#### Text shown ####

Help. I seem to have a strange problem. I read all the other posts/blogs I could find but none seems to describe my issue..
Problem Description: About a week ago I came home to a cold house & spotted that the lights were out on the CH Programmer (which was a Siemens RWB9). The clock display was still showing, but it is battery backed-up. Suspecting a fuse-blow, I isolated the system, then replaced the 3A fuse in the spur feed. I turned back on but still (apparently) nothing. Other things in the same ring main all working AOK, so I knew it wasn't a trip in the distribution board.
I checked out the two fuses (old one and the new one I'd just put in) using a multimeter, and sure enough both were blown.
Suspecting a fault downstream of the programmer, I selected 'Off' for both CH and HW programmes, and tried another new 3A fuse (fortunately I had a pack of 5 fuses to hand). Again an instant blow.
Maybe at this stage a brief system description is called for:
Basically, it is an S-Plan system, with an indirect/unvented HW cylinder and unvented CH, plus rather old Glow-worm freestanding boiler (not very green I know, but it works reliably and the heat it gives off contributes to space heating the basement where it is sited). Additionally, I have a recently installed underfloor heating loop for the kitchen. This is paralleled off the existing system, with its own controller (ie is completely independent of control from the original CH programmer, except of course it takes its feed from the same 3A spur). So, on the primary boiler flow leg there are three 2 port valves in parallel... one each for UFH , DHW and CH/rads. They are wired in such a way that when energised any one of them will open the valve and call the boiler and both pumps (the UFH system has its own circulating pump which runs every time the main pump runs; if the UFH is not calling for heat then its 2 port valve remains shut and the water in the UFH loop circulates without further heating; this seems a bit strange but is the strategy specified by the manufacturer (LK)).

####

» **Goal a**
Shift every bounding box coordinate in the answers by -136 and rewrite the collected data entries from the start through the line containing "Text: CH₃: CH₃: [281, 83, 299, 93]", including the requests. Leave the pictures out of your reply.

#### Given records ####

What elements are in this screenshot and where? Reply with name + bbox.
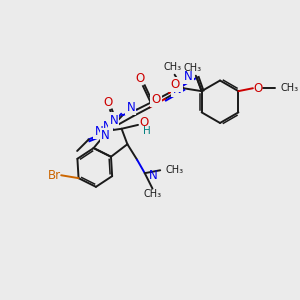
Text: N: N: [94, 125, 103, 138]
Text: N: N: [126, 101, 135, 114]
Text: H: H: [143, 126, 151, 136]
Text: O: O: [170, 78, 180, 91]
Text: N: N: [110, 114, 118, 127]
Text: CH₃: CH₃: [281, 83, 299, 93]
Text: CH₃: CH₃: [166, 165, 184, 175]
Text: O: O: [152, 93, 161, 106]
Text: O: O: [139, 116, 148, 130]
Text: CH₃: CH₃: [143, 189, 161, 200]
Text: Br: Br: [48, 169, 61, 182]
Text: N: N: [148, 169, 158, 182]
Text: N: N: [173, 83, 182, 96]
Text: O: O: [103, 96, 113, 109]
Text: N: N: [101, 129, 110, 142]
Text: O: O: [135, 72, 145, 85]
Text: CH₃: CH₃: [184, 63, 202, 73]
Text: CH₃: CH₃: [164, 62, 182, 72]
Text: O: O: [253, 82, 262, 95]
Text: N: N: [184, 70, 193, 83]
Text: N: N: [103, 120, 112, 133]
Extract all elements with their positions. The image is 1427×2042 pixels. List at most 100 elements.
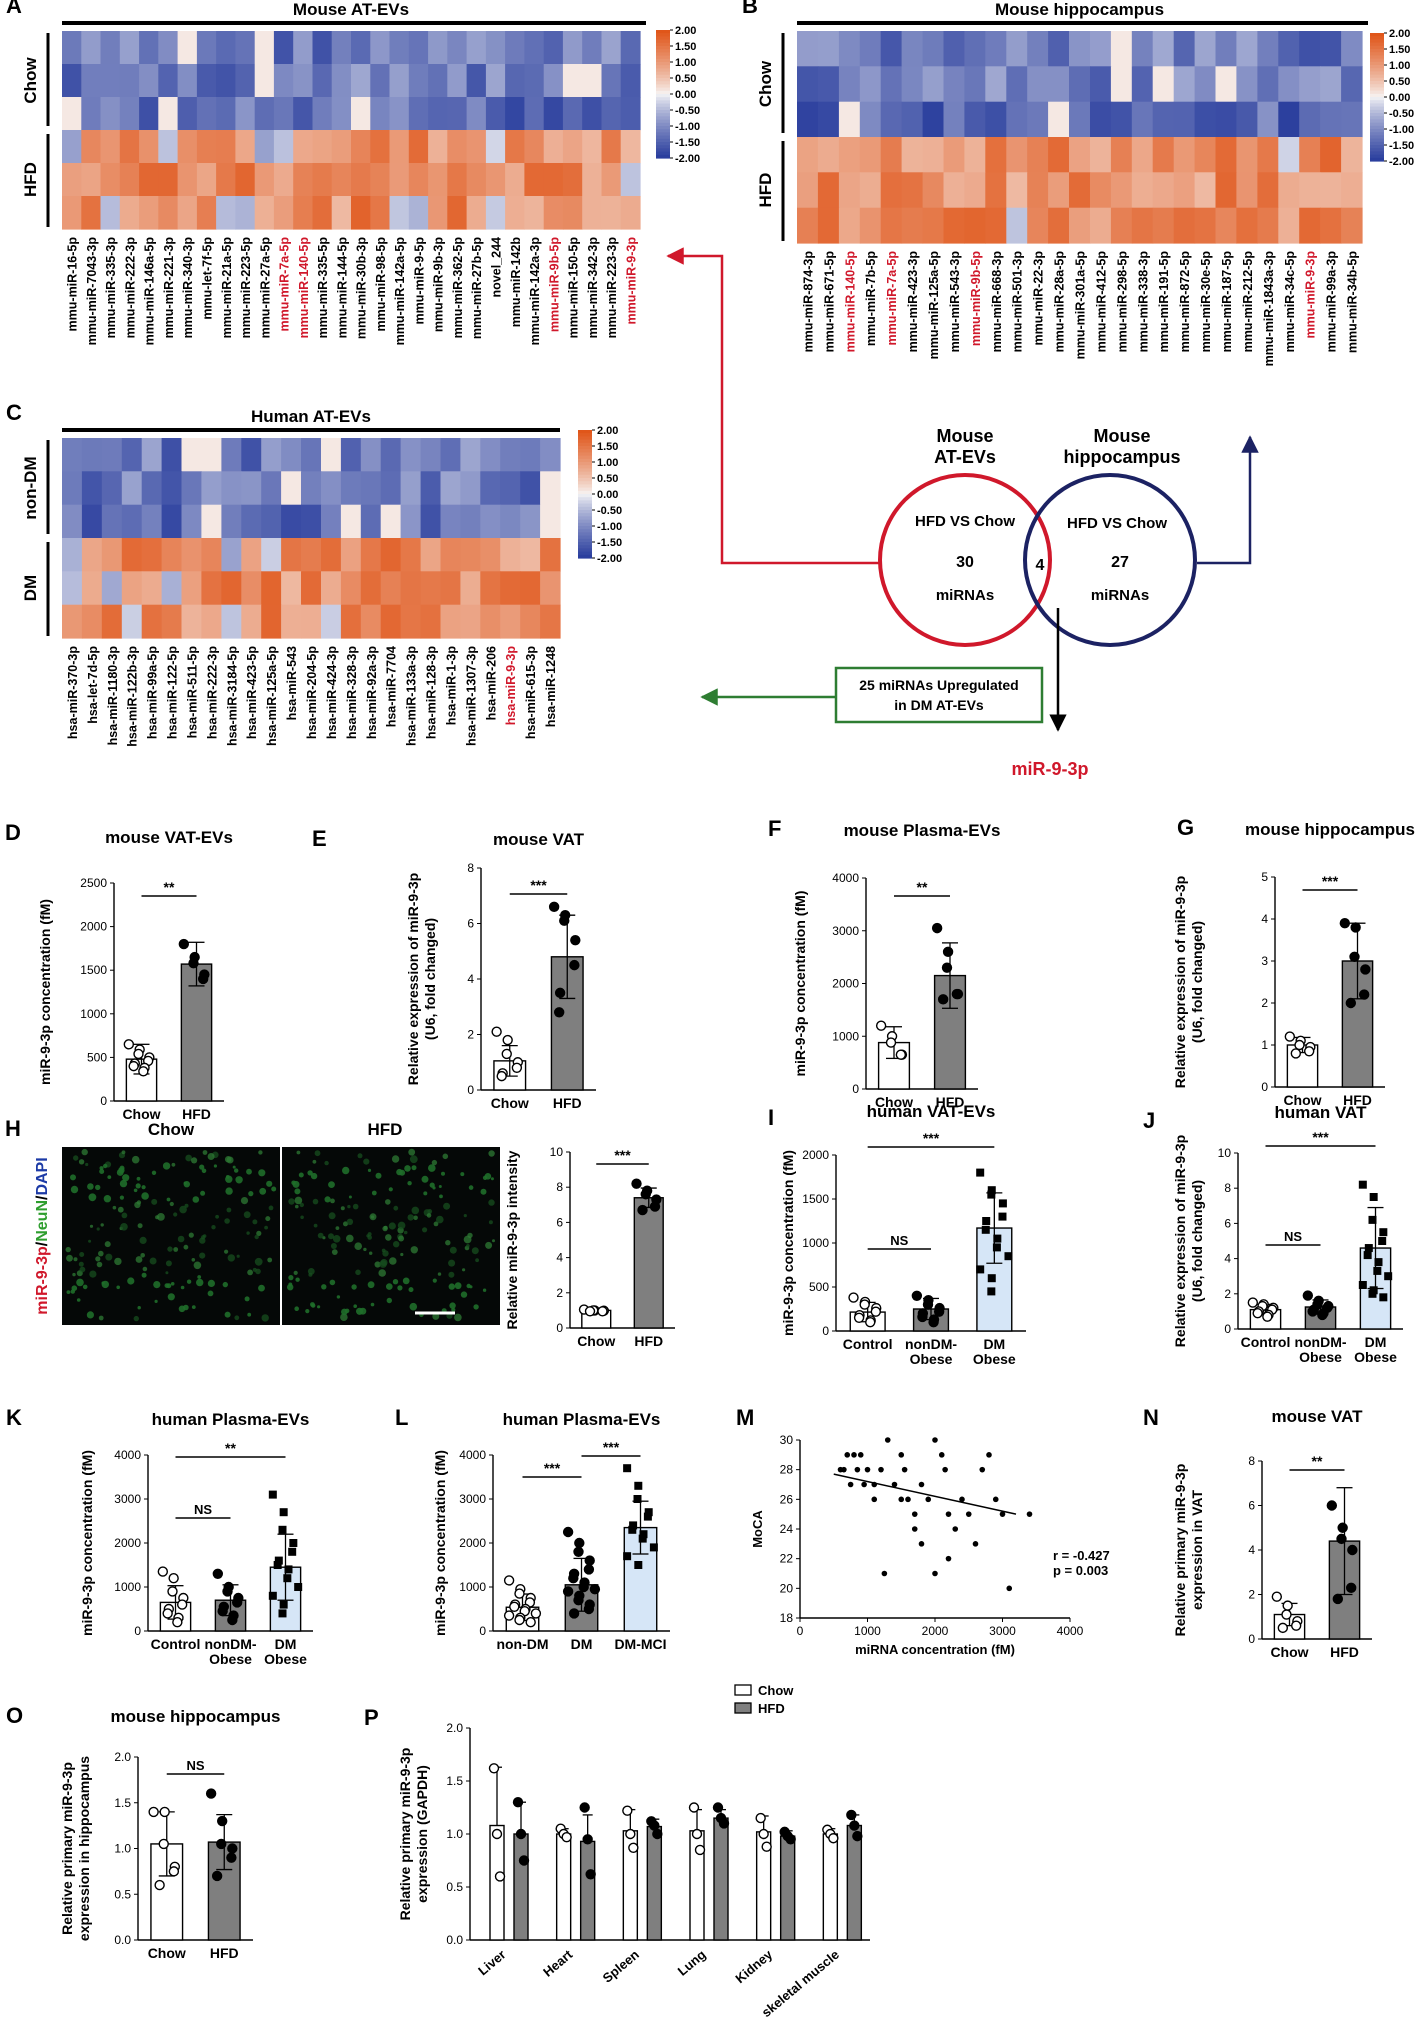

####

» **Goal b**
Summarize the central heating post in three sentences.

» **Task output a**
What elements are in this screenshot and where? Reply with name + bbox.
Text: N: N: [-42, -11, -33, 2]
Text: N: N: [-10, -35, -1, -22]
Text: H: H: [7, -10, 15, 0]
Text: O: O: [34, -58, 44, -45]
Text: N: N: [-26, -22, -18, -9]
Text: CH₃: CH₃: [145, -53, 163, -43]

» **Task output b**
The writer came home to a cold house and found the lights out on the Siemens RWB9 central heating programmer, though its battery-backed clock display was still showing. Replacing the 3A fuse in the spur feed changed nothing, and a multimeter showed both the old and new fuses were blown; another new fuse blew instantly even with both programmes set to Off. The system is an S-Plan setup with an unvented hot water cylinder, an old Glow-worm boiler, and an independently controlled underfloor heating loop fed from the same 3A spur, with three 2 port valves in parallel on the boiler flow.